RECORD LIST >>
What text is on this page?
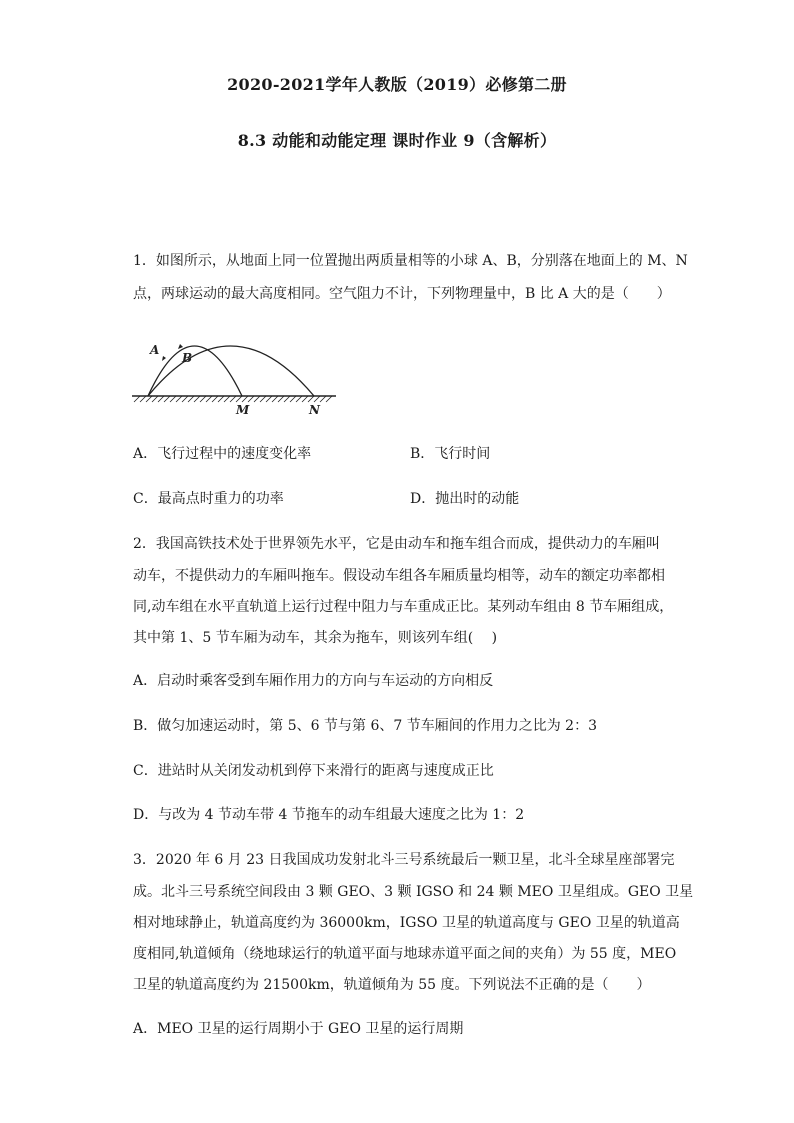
2020-2021学年人教版（2019）必修第二册
8.3 动能和动能定理 课时作业 9（含解析）
1．如图所示，从地面上同一位置抛出两质量相等的小球 A、B，分别落在地面上的 M、N
点，两球运动的最大高度相同。空气阻力不计，下列物理量中，B 比 A 大的是（　　）
A
B
M	N
A．飞行过程中的速度变化率	B．飞行时间
C．最高点时重力的功率	D．抛出时的动能
2．我国高铁技术处于世界领先水平，它是由动车和拖车组合而成，提供动力的车厢叫
动车，不提供动力的车厢叫拖车。假设动车组各车厢质量均相等，动车的额定功率都相
同,动车组在水平直轨道上运行过程中阻力与车重成正比。某列动车组由 8 节车厢组成，
其中第 1、5 节车厢为动车，其余为拖车，则该列车组(　 )
A．启动时乘客受到车厢作用力的方向与车运动的方向相反
B．做匀加速运动时，第 5、6 节与第 6、7 节车厢间的作用力之比为 2：3
C．进站时从关闭发动机到停下来滑行的距离与速度成正比
D．与改为 4 节动车带 4 节拖车的动车组最大速度之比为 1：2
3．2020 年 6 月 23 日我国成功发射北斗三号系统最后一颗卫星，北斗全球星座部署完
成。北斗三号系统空间段由 3 颗 GEO、3 颗 IGSO 和 24 颗 MEO 卫星组成。GEO 卫星
相对地球静止，轨道高度约为 36000km，IGSO 卫星的轨道高度与 GEO 卫星的轨道高
度相同,轨道倾角（绕地球运行的轨道平面与地球赤道平面之间的夹角）为 55 度，MEO
卫星的轨道高度约为 21500km，轨道倾角为 55 度。下列说法不正确的是（　　）
A．MEO 卫星的运行周期小于 GEO 卫星的运行周期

GIVEN TASK >>
The data above should be repeated exactly, minus any pictures.

RESULT OF THE EXERCISE >>
What text is on this page?
2020-2021学年人教版（2019）必修第二册
8.3 动能和动能定理 课时作业 9（含解析）
1．如图所示，从地面上同一位置抛出两质量相等的小球 A、B，分别落在地面上的 M、N
点，两球运动的最大高度相同。空气阻力不计，下列物理量中，B 比 A 大的是（　　）
A
B
M	N
A．飞行过程中的速度变化率	B．飞行时间
C．最高点时重力的功率	D．抛出时的动能
2．我国高铁技术处于世界领先水平，它是由动车和拖车组合而成，提供动力的车厢叫
动车，不提供动力的车厢叫拖车。假设动车组各车厢质量均相等，动车的额定功率都相
同,动车组在水平直轨道上运行过程中阻力与车重成正比。某列动车组由 8 节车厢组成，
其中第 1、5 节车厢为动车，其余为拖车，则该列车组(　 )
A．启动时乘客受到车厢作用力的方向与车运动的方向相反
B．做匀加速运动时，第 5、6 节与第 6、7 节车厢间的作用力之比为 2：3
C．进站时从关闭发动机到停下来滑行的距离与速度成正比
D．与改为 4 节动车带 4 节拖车的动车组最大速度之比为 1：2
3．2020 年 6 月 23 日我国成功发射北斗三号系统最后一颗卫星，北斗全球星座部署完
成。北斗三号系统空间段由 3 颗 GEO、3 颗 IGSO 和 24 颗 MEO 卫星组成。GEO 卫星
相对地球静止，轨道高度约为 36000km，IGSO 卫星的轨道高度与 GEO 卫星的轨道高
度相同,轨道倾角（绕地球运行的轨道平面与地球赤道平面之间的夹角）为 55 度，MEO
卫星的轨道高度约为 21500km，轨道倾角为 55 度。下列说法不正确的是（　　）
A．MEO 卫星的运行周期小于 GEO 卫星的运行周期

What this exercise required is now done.